**Extracted entries:**
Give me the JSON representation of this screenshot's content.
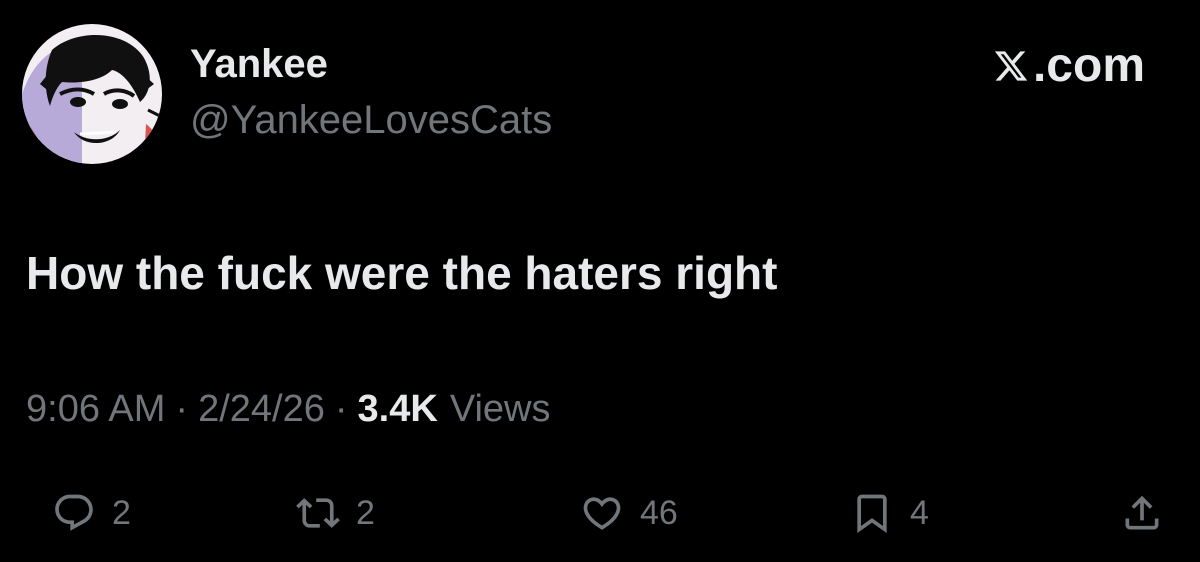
{
  "user": {
    "display_name": "Yankee",
    "handle": "@YankeeLovesCats"
  },
  "brand": {
    "icon": "x-logo-icon",
    "label": ".com"
  },
  "tweet": {
    "text": "How the fuck were the haters right"
  },
  "meta": {
    "time": "9:06 AM",
    "separator": "·",
    "date": "2/24/26",
    "views_count": "3.4K",
    "views_label": "Views"
  },
  "actions": {
    "reply_count": "2",
    "repost_count": "2",
    "like_count": "46",
    "bookmark_count": "4"
  },
  "colors": {
    "background": "#000000",
    "primary_text": "#e7e9ea",
    "secondary_text": "#71767b"
  }
}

**Work to do:**
Give the entries again without a single change, but with no pictures.

**Solution for this problem:**
Give me the JSON representation of this screenshot's content.
{
  "user": {
    "display_name": "Yankee",
    "handle": "@YankeeLovesCats"
  },
  "brand": {
    "icon": "x-logo-icon",
    "label": ".com"
  },
  "tweet": {
    "text": "How the fuck were the haters right"
  },
  "meta": {
    "time": "9:06 AM",
    "separator": "·",
    "date": "2/24/26",
    "views_count": "3.4K",
    "views_label": "Views"
  },
  "actions": {
    "reply_count": "2",
    "repost_count": "2",
    "like_count": "46",
    "bookmark_count": "4"
  },
  "colors": {
    "background": "#000000",
    "primary_text": "#e7e9ea",
    "secondary_text": "#71767b"
  }
}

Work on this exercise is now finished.